#### Information shown

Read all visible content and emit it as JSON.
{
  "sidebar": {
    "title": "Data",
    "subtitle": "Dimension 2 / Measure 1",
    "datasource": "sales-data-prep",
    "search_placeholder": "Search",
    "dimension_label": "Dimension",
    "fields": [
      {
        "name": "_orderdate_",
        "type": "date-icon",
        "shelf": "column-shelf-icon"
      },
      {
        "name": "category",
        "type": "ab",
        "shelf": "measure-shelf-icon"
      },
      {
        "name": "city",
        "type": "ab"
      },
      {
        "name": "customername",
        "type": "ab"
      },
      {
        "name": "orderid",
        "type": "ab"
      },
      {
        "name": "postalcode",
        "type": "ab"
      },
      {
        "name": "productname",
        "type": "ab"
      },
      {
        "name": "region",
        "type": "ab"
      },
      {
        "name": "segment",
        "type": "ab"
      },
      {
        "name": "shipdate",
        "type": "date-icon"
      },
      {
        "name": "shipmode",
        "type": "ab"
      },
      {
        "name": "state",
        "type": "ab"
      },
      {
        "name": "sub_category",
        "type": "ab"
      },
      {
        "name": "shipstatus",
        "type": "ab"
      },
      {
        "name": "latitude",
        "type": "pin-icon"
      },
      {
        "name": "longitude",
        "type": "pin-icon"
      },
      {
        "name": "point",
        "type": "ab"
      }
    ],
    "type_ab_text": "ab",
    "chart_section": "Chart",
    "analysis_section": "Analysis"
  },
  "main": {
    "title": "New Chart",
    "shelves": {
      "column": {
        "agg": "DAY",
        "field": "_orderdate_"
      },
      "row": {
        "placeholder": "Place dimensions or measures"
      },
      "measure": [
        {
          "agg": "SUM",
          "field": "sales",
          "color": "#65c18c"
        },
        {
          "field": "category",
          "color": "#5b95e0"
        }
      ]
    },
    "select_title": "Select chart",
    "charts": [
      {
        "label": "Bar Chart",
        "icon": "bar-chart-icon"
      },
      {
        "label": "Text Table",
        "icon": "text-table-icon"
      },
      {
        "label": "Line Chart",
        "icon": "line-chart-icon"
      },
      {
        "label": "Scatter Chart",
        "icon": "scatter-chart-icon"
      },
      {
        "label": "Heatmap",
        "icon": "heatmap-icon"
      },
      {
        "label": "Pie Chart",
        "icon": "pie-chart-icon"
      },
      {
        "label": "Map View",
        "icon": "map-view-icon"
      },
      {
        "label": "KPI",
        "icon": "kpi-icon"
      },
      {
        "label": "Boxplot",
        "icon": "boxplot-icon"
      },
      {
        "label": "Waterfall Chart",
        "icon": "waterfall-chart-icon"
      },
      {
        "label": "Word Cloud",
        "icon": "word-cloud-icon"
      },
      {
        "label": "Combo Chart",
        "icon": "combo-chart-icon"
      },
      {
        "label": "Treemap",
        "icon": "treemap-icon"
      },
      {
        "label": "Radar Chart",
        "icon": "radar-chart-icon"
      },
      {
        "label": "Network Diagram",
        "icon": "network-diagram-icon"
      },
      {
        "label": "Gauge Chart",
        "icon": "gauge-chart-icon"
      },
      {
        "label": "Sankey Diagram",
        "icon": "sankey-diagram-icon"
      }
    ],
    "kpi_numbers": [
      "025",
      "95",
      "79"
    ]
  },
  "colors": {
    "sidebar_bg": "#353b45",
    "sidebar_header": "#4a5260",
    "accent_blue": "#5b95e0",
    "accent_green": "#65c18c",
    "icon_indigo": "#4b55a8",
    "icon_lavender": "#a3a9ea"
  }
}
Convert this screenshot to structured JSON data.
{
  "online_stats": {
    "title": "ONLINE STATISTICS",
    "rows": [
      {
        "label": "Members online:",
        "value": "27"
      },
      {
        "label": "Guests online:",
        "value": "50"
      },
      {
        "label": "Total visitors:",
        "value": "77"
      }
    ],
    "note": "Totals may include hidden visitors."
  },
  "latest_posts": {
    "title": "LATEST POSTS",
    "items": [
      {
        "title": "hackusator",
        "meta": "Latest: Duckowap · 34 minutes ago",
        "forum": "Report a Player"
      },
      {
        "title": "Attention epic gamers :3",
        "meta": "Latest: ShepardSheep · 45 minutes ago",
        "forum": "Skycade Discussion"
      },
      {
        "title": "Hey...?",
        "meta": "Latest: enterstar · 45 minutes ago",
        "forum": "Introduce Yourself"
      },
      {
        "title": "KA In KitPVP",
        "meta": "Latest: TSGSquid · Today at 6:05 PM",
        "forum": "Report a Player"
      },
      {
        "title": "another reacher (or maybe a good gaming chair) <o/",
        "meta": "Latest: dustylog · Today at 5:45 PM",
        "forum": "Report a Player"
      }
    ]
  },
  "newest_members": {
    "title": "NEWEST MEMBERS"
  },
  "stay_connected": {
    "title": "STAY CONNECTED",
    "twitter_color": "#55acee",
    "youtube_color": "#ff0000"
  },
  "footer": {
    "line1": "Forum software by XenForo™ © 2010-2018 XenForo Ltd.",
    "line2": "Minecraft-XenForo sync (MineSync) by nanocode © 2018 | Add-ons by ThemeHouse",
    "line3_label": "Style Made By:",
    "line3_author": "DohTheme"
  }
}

########

Your task | Repeat the records exactly, including every line.

Task answer |
Read all visible content and emit it as JSON.
{
  "sidebar": {
    "title": "Data",
    "subtitle": "Dimension 2 / Measure 1",
    "datasource": "sales-data-prep",
    "search_placeholder": "Search",
    "dimension_label": "Dimension",
    "fields": [
      {
        "name": "_orderdate_",
        "type": "date-icon",
        "shelf": "column-shelf-icon"
      },
      {
        "name": "category",
        "type": "ab",
        "shelf": "measure-shelf-icon"
      },
      {
        "name": "city",
        "type": "ab"
      },
      {
        "name": "customername",
        "type": "ab"
      },
      {
        "name": "orderid",
        "type": "ab"
      },
      {
        "name": "postalcode",
        "type": "ab"
      },
      {
        "name": "productname",
        "type": "ab"
      },
      {
        "name": "region",
        "type": "ab"
      },
      {
        "name": "segment",
        "type": "ab"
      },
      {
        "name": "shipdate",
        "type": "date-icon"
      },
      {
        "name": "shipmode",
        "type": "ab"
      },
      {
        "name": "state",
        "type": "ab"
      },
      {
        "name": "sub_category",
        "type": "ab"
      },
      {
        "name": "shipstatus",
        "type": "ab"
      },
      {
        "name": "latitude",
        "type": "pin-icon"
      },
      {
        "name": "longitude",
        "type": "pin-icon"
      },
      {
        "name": "point",
        "type": "ab"
      }
    ],
    "type_ab_text": "ab",
    "chart_section": "Chart",
    "analysis_section": "Analysis"
  },
  "main": {
    "title": "New Chart",
    "shelves": {
      "column": {
        "agg": "DAY",
        "field": "_orderdate_"
      },
      "row": {
        "placeholder": "Place dimensions or measures"
      },
      "measure": [
        {
          "agg": "SUM",
          "field": "sales",
          "color": "#65c18c"
        },
        {
          "field": "category",
          "color": "#5b95e0"
        }
      ]
    },
    "select_title": "Select chart",
    "charts": [
      {
        "label": "Bar Chart",
        "icon": "bar-chart-icon"
      },
      {
        "label": "Text Table",
        "icon": "text-table-icon"
      },
      {
        "label": "Line Chart",
        "icon": "line-chart-icon"
      },
      {
        "label": "Scatter Chart",
        "icon": "scatter-chart-icon"
      },
      {
        "label": "Heatmap",
        "icon": "heatmap-icon"
      },
      {
        "label": "Pie Chart",
        "icon": "pie-chart-icon"
      },
      {
        "label": "Map View",
        "icon": "map-view-icon"
      },
      {
        "label": "KPI",
        "icon": "kpi-icon"
      },
      {
        "label": "Boxplot",
        "icon": "boxplot-icon"
      },
      {
        "label": "Waterfall Chart",
        "icon": "waterfall-chart-icon"
      },
      {
        "label": "Word Cloud",
        "icon": "word-cloud-icon"
      },
      {
        "label": "Combo Chart",
        "icon": "combo-chart-icon"
      },
      {
        "label": "Treemap",
        "icon": "treemap-icon"
      },
      {
        "label": "Radar Chart",
        "icon": "radar-chart-icon"
      },
      {
        "label": "Network Diagram",
        "icon": "network-diagram-icon"
      },
      {
        "label": "Gauge Chart",
        "icon": "gauge-chart-icon"
      },
      {
        "label": "Sankey Diagram",
        "icon": "sankey-diagram-icon"
      }
    ],
    "kpi_numbers": [
      "025",
      "95",
      "79"
    ]
  },
  "colors": {
    "sidebar_bg": "#353b45",
    "sidebar_header": "#4a5260",
    "accent_blue": "#5b95e0",
    "accent_green": "#65c18c",
    "icon_indigo": "#4b55a8",
    "icon_lavender": "#a3a9ea"
  }
}
Convert this screenshot to structured JSON data.
{
  "online_stats": {
    "title": "ONLINE STATISTICS",
    "rows": [
      {
        "label": "Members online:",
        "value": "27"
      },
      {
        "label": "Guests online:",
        "value": "50"
      },
      {
        "label": "Total visitors:",
        "value": "77"
      }
    ],
    "note": "Totals may include hidden visitors."
  },
  "latest_posts": {
    "title": "LATEST POSTS",
    "items": [
      {
        "title": "hackusator",
        "meta": "Latest: Duckowap · 34 minutes ago",
        "forum": "Report a Player"
      },
      {
        "title": "Attention epic gamers :3",
        "meta": "Latest: ShepardSheep · 45 minutes ago",
        "forum": "Skycade Discussion"
      },
      {
        "title": "Hey...?",
        "meta": "Latest: enterstar · 45 minutes ago",
        "forum": "Introduce Yourself"
      },
      {
        "title": "KA In KitPVP",
        "meta": "Latest: TSGSquid · Today at 6:05 PM",
        "forum": "Report a Player"
      },
      {
        "title": "another reacher (or maybe a good gaming chair) <o/",
        "meta": "Latest: dustylog · Today at 5:45 PM",
        "forum": "Report a Player"
      }
    ]
  },
  "newest_members": {
    "title": "NEWEST MEMBERS"
  },
  "stay_connected": {
    "title": "STAY CONNECTED",
    "twitter_color": "#55acee",
    "youtube_color": "#ff0000"
  },
  "footer": {
    "line1": "Forum software by XenForo™ © 2010-2018 XenForo Ltd.",
    "line2": "Minecraft-XenForo sync (MineSync) by nanocode © 2018 | Add-ons by ThemeHouse",
    "line3_label": "Style Made By:",
    "line3_author": "DohTheme"
  }
}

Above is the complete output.